[start of ROWS]

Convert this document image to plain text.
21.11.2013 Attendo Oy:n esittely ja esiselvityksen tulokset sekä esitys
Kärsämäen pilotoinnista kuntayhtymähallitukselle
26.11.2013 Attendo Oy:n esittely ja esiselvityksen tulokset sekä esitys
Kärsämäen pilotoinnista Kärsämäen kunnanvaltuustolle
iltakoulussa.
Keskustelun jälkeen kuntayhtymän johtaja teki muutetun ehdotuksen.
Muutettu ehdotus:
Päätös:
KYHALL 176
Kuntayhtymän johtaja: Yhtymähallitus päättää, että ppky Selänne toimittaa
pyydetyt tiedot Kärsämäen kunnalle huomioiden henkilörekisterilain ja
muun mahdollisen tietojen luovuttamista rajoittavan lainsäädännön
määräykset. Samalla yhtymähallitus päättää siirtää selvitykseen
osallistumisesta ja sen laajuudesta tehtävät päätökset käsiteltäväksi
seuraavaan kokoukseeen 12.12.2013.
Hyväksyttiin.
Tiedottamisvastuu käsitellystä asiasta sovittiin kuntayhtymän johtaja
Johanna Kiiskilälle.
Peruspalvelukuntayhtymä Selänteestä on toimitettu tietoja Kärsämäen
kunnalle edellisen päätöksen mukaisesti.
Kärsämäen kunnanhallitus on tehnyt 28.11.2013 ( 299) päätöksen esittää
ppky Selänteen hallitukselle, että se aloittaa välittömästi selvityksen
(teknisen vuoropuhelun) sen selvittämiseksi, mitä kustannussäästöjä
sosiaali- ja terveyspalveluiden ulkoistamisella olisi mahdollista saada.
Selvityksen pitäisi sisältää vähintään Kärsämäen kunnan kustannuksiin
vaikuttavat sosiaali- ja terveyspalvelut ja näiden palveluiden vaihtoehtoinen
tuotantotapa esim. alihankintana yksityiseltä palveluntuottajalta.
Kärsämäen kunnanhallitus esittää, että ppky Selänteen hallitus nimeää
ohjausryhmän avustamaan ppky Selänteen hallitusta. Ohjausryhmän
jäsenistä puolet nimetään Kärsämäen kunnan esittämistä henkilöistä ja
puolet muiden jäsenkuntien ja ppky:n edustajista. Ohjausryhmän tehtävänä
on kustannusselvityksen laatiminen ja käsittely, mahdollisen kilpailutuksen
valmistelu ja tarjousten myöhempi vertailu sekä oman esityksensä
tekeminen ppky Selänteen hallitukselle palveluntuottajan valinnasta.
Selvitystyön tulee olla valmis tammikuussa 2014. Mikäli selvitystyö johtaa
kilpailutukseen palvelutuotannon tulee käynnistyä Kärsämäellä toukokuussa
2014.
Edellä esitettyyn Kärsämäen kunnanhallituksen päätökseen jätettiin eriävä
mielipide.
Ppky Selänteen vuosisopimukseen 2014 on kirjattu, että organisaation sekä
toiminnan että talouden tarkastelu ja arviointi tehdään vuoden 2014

[end of ROWS]
[start of ROWS]

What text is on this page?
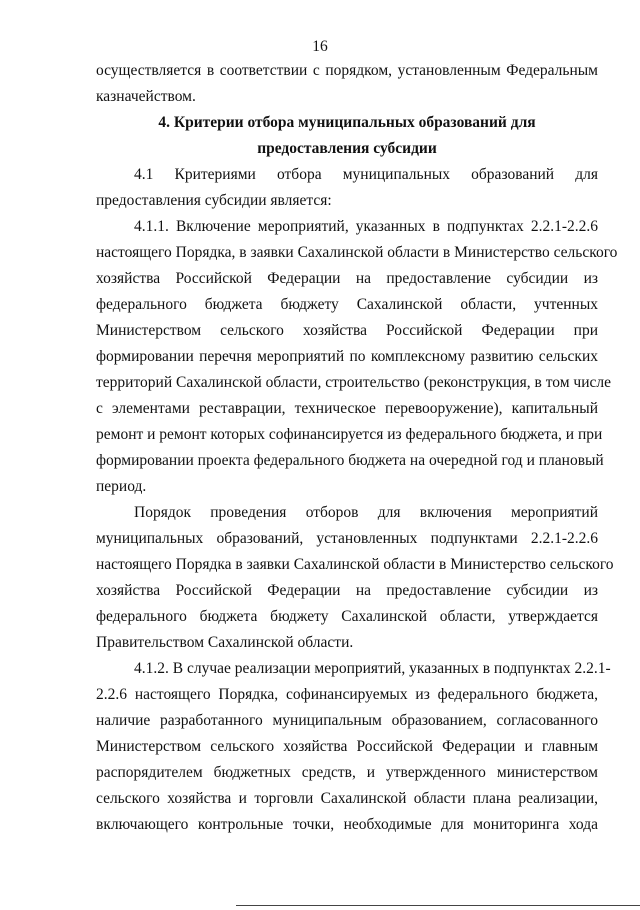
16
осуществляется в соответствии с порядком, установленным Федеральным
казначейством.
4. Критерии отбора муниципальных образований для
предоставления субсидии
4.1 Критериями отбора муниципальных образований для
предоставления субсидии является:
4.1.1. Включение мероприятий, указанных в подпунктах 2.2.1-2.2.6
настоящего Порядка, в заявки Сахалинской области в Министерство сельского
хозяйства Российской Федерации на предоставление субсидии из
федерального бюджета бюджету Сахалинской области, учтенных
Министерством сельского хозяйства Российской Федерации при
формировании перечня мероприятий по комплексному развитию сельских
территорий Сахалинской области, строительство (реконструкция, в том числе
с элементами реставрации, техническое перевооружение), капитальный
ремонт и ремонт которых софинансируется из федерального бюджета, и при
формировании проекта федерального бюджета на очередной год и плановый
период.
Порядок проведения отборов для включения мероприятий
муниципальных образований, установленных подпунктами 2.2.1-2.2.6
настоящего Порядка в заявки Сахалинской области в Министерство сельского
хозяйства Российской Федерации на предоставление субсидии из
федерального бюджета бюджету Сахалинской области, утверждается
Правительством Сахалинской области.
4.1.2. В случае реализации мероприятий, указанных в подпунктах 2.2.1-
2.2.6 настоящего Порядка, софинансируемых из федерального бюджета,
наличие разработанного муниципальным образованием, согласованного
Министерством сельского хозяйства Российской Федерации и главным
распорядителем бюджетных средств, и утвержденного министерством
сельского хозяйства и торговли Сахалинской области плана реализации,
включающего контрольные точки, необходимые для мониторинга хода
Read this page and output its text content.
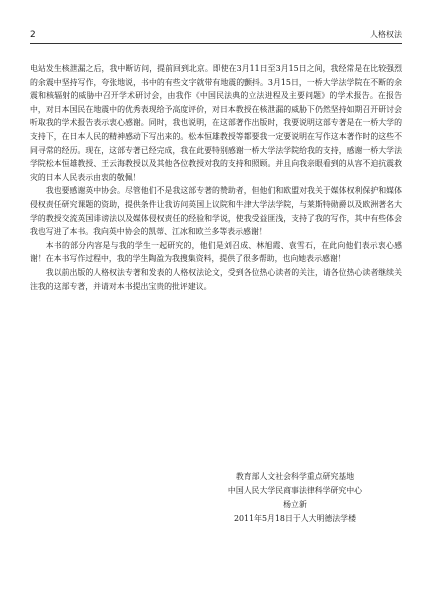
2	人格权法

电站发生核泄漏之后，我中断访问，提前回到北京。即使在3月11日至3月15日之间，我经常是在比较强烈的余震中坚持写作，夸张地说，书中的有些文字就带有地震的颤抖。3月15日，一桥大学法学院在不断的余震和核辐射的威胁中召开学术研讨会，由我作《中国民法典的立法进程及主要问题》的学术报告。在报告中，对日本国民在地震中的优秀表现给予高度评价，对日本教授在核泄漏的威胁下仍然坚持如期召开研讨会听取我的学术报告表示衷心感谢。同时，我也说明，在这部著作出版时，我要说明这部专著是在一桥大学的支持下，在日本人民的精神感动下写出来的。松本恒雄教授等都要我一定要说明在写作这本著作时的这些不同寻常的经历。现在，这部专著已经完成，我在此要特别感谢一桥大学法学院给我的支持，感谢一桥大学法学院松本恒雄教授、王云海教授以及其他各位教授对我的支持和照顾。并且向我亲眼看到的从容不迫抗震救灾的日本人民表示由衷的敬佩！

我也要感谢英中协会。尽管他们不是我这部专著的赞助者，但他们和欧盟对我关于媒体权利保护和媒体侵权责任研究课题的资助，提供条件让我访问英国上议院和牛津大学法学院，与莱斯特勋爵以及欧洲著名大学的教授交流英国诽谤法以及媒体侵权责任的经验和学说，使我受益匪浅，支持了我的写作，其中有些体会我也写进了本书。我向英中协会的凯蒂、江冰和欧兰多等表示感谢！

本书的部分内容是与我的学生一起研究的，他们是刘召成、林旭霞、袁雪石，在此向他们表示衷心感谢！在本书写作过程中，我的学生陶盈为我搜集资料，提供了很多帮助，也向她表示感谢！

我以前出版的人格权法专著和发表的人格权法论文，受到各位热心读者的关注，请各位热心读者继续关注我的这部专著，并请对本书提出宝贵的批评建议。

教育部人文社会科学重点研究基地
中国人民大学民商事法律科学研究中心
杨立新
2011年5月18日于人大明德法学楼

[end of ROWS]

> WHAT YOU WILL DO: Copy out each line of the records where the string "муниципальных" appears.

> REPLY:
4. Критерии отбора муниципальных образований для
4.1 Критериями отбора муниципальных образований для
муниципальных образований, установленных подпунктами 2.2.1-2.2.6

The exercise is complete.